Task details:
Quote all entries exactly, leaving pictures aside.

[Extracted data entries]
# # #

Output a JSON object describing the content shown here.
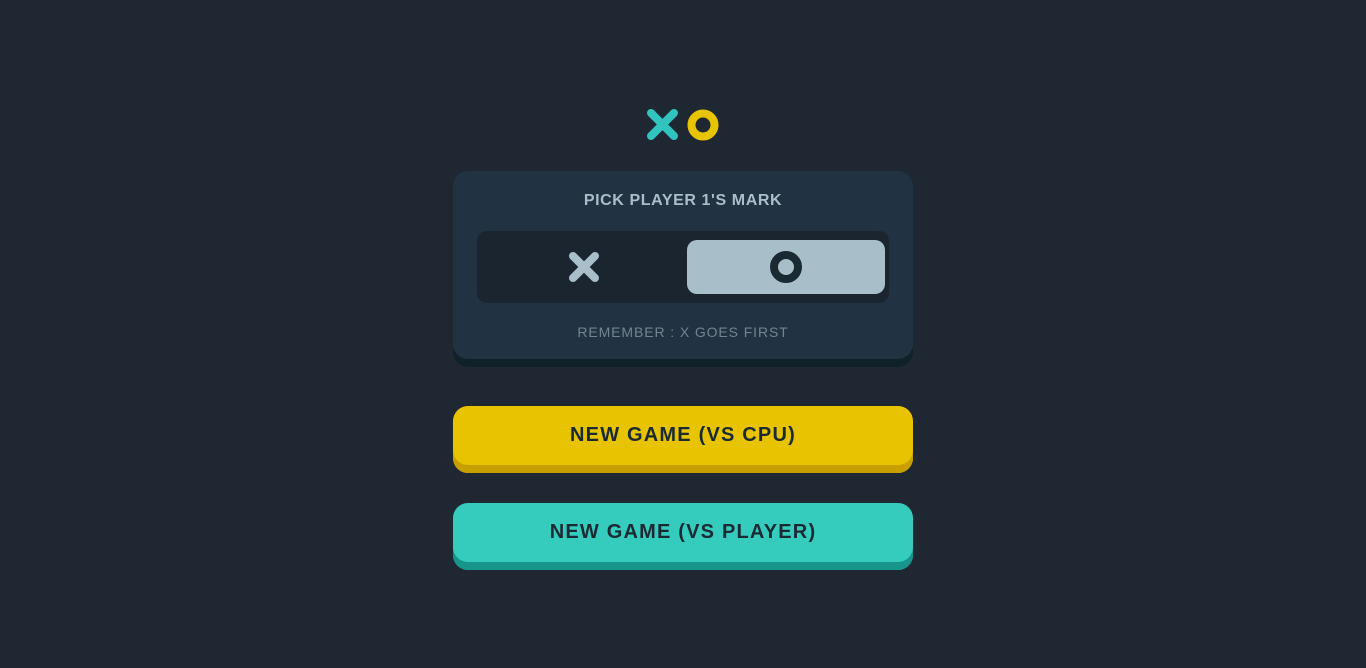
{
  "logo": {
    "icons": [
      "x-mark-icon",
      "o-mark-icon"
    ],
    "colors": {
      "x": "#31c3bd",
      "o": "#f2b137"
    }
  },
  "picker": {
    "title": "PICK PLAYER 1'S MARK",
    "options": [
      {
        "icon": "x-mark-icon",
        "selected": false
      },
      {
        "icon": "o-mark-icon",
        "selected": true
      }
    ],
    "note": "REMEMBER : X GOES FIRST"
  },
  "buttons": {
    "vs_cpu": "NEW GAME (VS CPU)",
    "vs_player": "NEW GAME (VS PLAYER)"
  },
  "colors": {
    "background": "#1f2733",
    "card": "#213243",
    "accent_yellow": "#e7c300",
    "accent_teal": "#35cbbd",
    "silver": "#a8bfc9"
  }
}
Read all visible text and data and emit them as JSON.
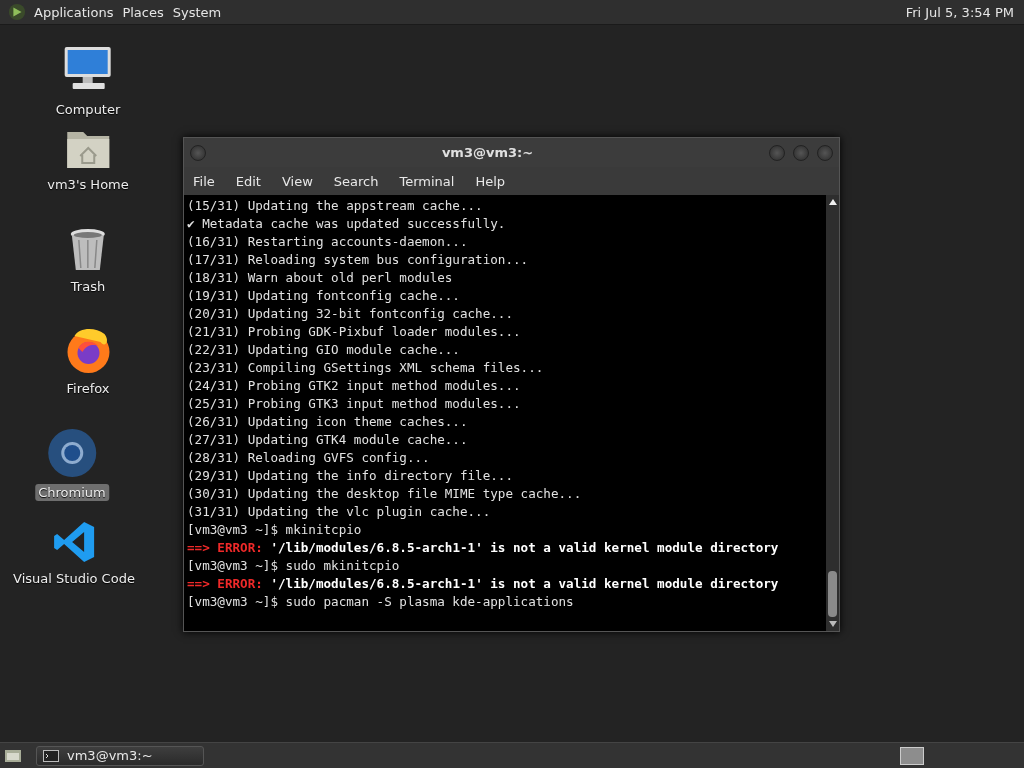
{
  "top_panel": {
    "menus": [
      "Applications",
      "Places",
      "System"
    ],
    "clock": "Fri Jul 5, 3:54 PM"
  },
  "desktop_icons": [
    {
      "kind": "computer",
      "label": "Computer",
      "selected": false
    },
    {
      "kind": "home",
      "label": "vm3's Home",
      "selected": false
    },
    {
      "kind": "trash",
      "label": "Trash",
      "selected": false
    },
    {
      "kind": "firefox",
      "label": "Firefox",
      "selected": false
    },
    {
      "kind": "chromium",
      "label": "Chromium",
      "selected": true
    },
    {
      "kind": "vscode",
      "label": "Visual Studio Code",
      "selected": false
    }
  ],
  "terminal": {
    "title": "vm3@vm3:~",
    "menu": [
      "File",
      "Edit",
      "View",
      "Search",
      "Terminal",
      "Help"
    ],
    "lines": [
      {
        "kind": "output",
        "text": "(15/31) Updating the appstream cache..."
      },
      {
        "kind": "output",
        "text": "✔ Metadata cache was updated successfully."
      },
      {
        "kind": "output",
        "text": "(16/31) Restarting accounts-daemon..."
      },
      {
        "kind": "output",
        "text": "(17/31) Reloading system bus configuration..."
      },
      {
        "kind": "output",
        "text": "(18/31) Warn about old perl modules"
      },
      {
        "kind": "output",
        "text": "(19/31) Updating fontconfig cache..."
      },
      {
        "kind": "output",
        "text": "(20/31) Updating 32-bit fontconfig cache..."
      },
      {
        "kind": "output",
        "text": "(21/31) Probing GDK-Pixbuf loader modules..."
      },
      {
        "kind": "output",
        "text": "(22/31) Updating GIO module cache..."
      },
      {
        "kind": "output",
        "text": "(23/31) Compiling GSettings XML schema files..."
      },
      {
        "kind": "output",
        "text": "(24/31) Probing GTK2 input method modules..."
      },
      {
        "kind": "output",
        "text": "(25/31) Probing GTK3 input method modules..."
      },
      {
        "kind": "output",
        "text": "(26/31) Updating icon theme caches..."
      },
      {
        "kind": "output",
        "text": "(27/31) Updating GTK4 module cache..."
      },
      {
        "kind": "output",
        "text": "(28/31) Reloading GVFS config..."
      },
      {
        "kind": "output",
        "text": "(29/31) Updating the info directory file..."
      },
      {
        "kind": "output",
        "text": "(30/31) Updating the desktop file MIME type cache..."
      },
      {
        "kind": "output",
        "text": "(31/31) Updating the vlc plugin cache..."
      },
      {
        "kind": "prompt",
        "prompt": "[vm3@vm3 ~]$",
        "command": "mkinitcpio"
      },
      {
        "kind": "error",
        "arrow": "==>",
        "label": "ERROR:",
        "message": "'/lib/modules/6.8.5-arch1-1' is not a valid kernel module directory"
      },
      {
        "kind": "prompt",
        "prompt": "[vm3@vm3 ~]$",
        "command": "sudo mkinitcpio"
      },
      {
        "kind": "error",
        "arrow": "==>",
        "label": "ERROR:",
        "message": "'/lib/modules/6.8.5-arch1-1' is not a valid kernel module directory"
      },
      {
        "kind": "prompt",
        "prompt": "[vm3@vm3 ~]$",
        "command": "sudo pacman -S plasma kde-applications"
      }
    ]
  },
  "taskbar": {
    "tasks": [
      {
        "title": "vm3@vm3:~",
        "selected": false
      }
    ]
  }
}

# # #

In response:
Output a JSON object describing the content shown here.
{
  "logo": {
    "icons": [
      "x-mark-icon",
      "o-mark-icon"
    ],
    "colors": {
      "x": "#31c3bd",
      "o": "#f2b137"
    }
  },
  "picker": {
    "title": "PICK PLAYER 1'S MARK",
    "options": [
      {
        "icon": "x-mark-icon",
        "selected": false
      },
      {
        "icon": "o-mark-icon",
        "selected": true
      }
    ],
    "note": "REMEMBER : X GOES FIRST"
  },
  "buttons": {
    "vs_cpu": "NEW GAME (VS CPU)",
    "vs_player": "NEW GAME (VS PLAYER)"
  },
  "colors": {
    "background": "#1f2733",
    "card": "#213243",
    "accent_yellow": "#e7c300",
    "accent_teal": "#35cbbd",
    "silver": "#a8bfc9"
  }
}
Read all visible text and data and emit them as JSON.
{
  "top_panel": {
    "menus": [
      "Applications",
      "Places",
      "System"
    ],
    "clock": "Fri Jul 5, 3:54 PM"
  },
  "desktop_icons": [
    {
      "kind": "computer",
      "label": "Computer",
      "selected": false
    },
    {
      "kind": "home",
      "label": "vm3's Home",
      "selected": false
    },
    {
      "kind": "trash",
      "label": "Trash",
      "selected": false
    },
    {
      "kind": "firefox",
      "label": "Firefox",
      "selected": false
    },
    {
      "kind": "chromium",
      "label": "Chromium",
      "selected": true
    },
    {
      "kind": "vscode",
      "label": "Visual Studio Code",
      "selected": false
    }
  ],
  "terminal": {
    "title": "vm3@vm3:~",
    "menu": [
      "File",
      "Edit",
      "View",
      "Search",
      "Terminal",
      "Help"
    ],
    "lines": [
      {
        "kind": "output",
        "text": "(15/31) Updating the appstream cache..."
      },
      {
        "kind": "output",
        "text": "✔ Metadata cache was updated successfully."
      },
      {
        "kind": "output",
        "text": "(16/31) Restarting accounts-daemon..."
      },
      {
        "kind": "output",
        "text": "(17/31) Reloading system bus configuration..."
      },
      {
        "kind": "output",
        "text": "(18/31) Warn about old perl modules"
      },
      {
        "kind": "output",
        "text": "(19/31) Updating fontconfig cache..."
      },
      {
        "kind": "output",
        "text": "(20/31) Updating 32-bit fontconfig cache..."
      },
      {
        "kind": "output",
        "text": "(21/31) Probing GDK-Pixbuf loader modules..."
      },
      {
        "kind": "output",
        "text": "(22/31) Updating GIO module cache..."
      },
      {
        "kind": "output",
        "text": "(23/31) Compiling GSettings XML schema files..."
      },
      {
        "kind": "output",
        "text": "(24/31) Probing GTK2 input method modules..."
      },
      {
        "kind": "output",
        "text": "(25/31) Probing GTK3 input method modules..."
      },
      {
        "kind": "output",
        "text": "(26/31) Updating icon theme caches..."
      },
      {
        "kind": "output",
        "text": "(27/31) Updating GTK4 module cache..."
      },
      {
        "kind": "output",
        "text": "(28/31) Reloading GVFS config..."
      },
      {
        "kind": "output",
        "text": "(29/31) Updating the info directory file..."
      },
      {
        "kind": "output",
        "text": "(30/31) Updating the desktop file MIME type cache..."
      },
      {
        "kind": "output",
        "text": "(31/31) Updating the vlc plugin cache..."
      },
      {
        "kind": "prompt",
        "prompt": "[vm3@vm3 ~]$",
        "command": "mkinitcpio"
      },
      {
        "kind": "error",
        "arrow": "==>",
        "label": "ERROR:",
        "message": "'/lib/modules/6.8.5-arch1-1' is not a valid kernel module directory"
      },
      {
        "kind": "prompt",
        "prompt": "[vm3@vm3 ~]$",
        "command": "sudo mkinitcpio"
      },
      {
        "kind": "error",
        "arrow": "==>",
        "label": "ERROR:",
        "message": "'/lib/modules/6.8.5-arch1-1' is not a valid kernel module directory"
      },
      {
        "kind": "prompt",
        "prompt": "[vm3@vm3 ~]$",
        "command": "sudo pacman -S plasma kde-applications"
      }
    ]
  },
  "taskbar": {
    "tasks": [
      {
        "title": "vm3@vm3:~",
        "selected": false
      }
    ]
  }
}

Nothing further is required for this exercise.